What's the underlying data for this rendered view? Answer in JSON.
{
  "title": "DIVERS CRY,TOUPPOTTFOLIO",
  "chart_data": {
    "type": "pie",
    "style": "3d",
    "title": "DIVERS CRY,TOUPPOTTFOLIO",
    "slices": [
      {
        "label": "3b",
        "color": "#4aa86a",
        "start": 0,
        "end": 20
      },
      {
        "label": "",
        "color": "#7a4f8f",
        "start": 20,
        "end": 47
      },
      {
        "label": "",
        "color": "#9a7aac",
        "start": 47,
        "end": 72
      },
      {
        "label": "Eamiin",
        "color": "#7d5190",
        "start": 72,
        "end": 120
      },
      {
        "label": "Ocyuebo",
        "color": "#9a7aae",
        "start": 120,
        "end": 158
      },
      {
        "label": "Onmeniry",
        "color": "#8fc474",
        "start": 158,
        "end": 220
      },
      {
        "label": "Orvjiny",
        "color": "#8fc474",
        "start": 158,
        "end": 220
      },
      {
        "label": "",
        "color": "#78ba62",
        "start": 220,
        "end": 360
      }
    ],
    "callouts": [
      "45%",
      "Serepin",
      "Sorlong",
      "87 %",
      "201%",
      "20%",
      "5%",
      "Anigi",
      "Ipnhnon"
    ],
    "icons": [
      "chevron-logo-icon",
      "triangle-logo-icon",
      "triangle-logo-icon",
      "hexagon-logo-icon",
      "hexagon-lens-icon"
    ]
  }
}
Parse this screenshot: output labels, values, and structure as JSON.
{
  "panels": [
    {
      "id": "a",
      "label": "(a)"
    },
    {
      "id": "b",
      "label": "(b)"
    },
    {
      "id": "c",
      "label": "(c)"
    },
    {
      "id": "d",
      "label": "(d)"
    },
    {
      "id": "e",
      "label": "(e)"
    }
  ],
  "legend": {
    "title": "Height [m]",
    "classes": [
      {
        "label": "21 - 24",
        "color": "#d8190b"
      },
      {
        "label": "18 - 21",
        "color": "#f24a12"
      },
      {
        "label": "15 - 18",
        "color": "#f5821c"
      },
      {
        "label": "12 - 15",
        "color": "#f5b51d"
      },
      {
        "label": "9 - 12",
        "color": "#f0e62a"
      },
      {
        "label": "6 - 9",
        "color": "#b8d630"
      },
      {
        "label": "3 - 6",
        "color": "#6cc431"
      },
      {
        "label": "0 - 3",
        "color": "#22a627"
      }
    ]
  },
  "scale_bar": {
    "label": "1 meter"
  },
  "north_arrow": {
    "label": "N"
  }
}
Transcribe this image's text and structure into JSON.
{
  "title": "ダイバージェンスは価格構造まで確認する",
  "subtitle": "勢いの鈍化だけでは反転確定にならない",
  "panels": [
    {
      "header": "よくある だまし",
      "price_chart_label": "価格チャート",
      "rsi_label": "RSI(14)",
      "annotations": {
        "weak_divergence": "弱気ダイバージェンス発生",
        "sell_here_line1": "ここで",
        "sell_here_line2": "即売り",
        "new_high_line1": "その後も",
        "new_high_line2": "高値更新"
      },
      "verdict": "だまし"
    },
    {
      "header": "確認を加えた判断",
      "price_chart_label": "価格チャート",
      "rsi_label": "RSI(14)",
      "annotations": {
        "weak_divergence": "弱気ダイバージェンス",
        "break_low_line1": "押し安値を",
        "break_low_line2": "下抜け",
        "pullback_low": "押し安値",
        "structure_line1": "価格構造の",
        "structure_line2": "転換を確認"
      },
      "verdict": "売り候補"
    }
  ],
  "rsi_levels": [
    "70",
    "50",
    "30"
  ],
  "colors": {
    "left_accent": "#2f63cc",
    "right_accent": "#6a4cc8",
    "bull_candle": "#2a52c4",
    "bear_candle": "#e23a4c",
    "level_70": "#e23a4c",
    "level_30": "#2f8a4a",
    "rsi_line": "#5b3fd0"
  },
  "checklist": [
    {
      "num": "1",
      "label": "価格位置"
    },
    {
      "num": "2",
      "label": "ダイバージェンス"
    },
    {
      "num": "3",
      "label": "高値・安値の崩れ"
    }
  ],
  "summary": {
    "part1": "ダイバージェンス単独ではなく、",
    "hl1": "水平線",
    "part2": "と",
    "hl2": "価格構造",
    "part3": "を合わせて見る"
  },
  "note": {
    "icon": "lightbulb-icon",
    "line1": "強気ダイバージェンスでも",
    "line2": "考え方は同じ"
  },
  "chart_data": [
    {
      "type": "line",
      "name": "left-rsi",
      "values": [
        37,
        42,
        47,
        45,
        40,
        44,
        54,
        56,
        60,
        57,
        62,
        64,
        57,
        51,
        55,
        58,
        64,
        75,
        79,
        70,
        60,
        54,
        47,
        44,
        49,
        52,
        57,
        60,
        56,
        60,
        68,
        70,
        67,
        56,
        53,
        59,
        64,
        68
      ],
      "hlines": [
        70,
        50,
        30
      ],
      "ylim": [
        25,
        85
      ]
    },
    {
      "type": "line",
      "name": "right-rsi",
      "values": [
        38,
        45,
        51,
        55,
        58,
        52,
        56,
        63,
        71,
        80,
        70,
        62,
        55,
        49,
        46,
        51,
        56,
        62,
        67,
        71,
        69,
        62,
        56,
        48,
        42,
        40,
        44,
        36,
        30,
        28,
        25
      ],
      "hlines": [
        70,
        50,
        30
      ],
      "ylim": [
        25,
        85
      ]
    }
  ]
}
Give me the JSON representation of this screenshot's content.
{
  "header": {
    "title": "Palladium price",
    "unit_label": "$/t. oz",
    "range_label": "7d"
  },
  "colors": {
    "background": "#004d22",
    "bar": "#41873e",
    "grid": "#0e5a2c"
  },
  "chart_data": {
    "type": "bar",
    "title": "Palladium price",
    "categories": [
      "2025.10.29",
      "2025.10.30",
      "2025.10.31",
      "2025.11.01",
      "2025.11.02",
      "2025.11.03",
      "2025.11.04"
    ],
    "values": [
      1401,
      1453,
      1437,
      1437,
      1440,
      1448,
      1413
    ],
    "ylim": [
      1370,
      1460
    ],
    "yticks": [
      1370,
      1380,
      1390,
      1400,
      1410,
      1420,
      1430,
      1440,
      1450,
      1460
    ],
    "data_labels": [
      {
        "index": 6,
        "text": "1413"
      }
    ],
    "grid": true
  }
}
────────
[EXERCISE AIM]
From the material, report only how many lines include the word "screenshot".

[SOLUTION]
2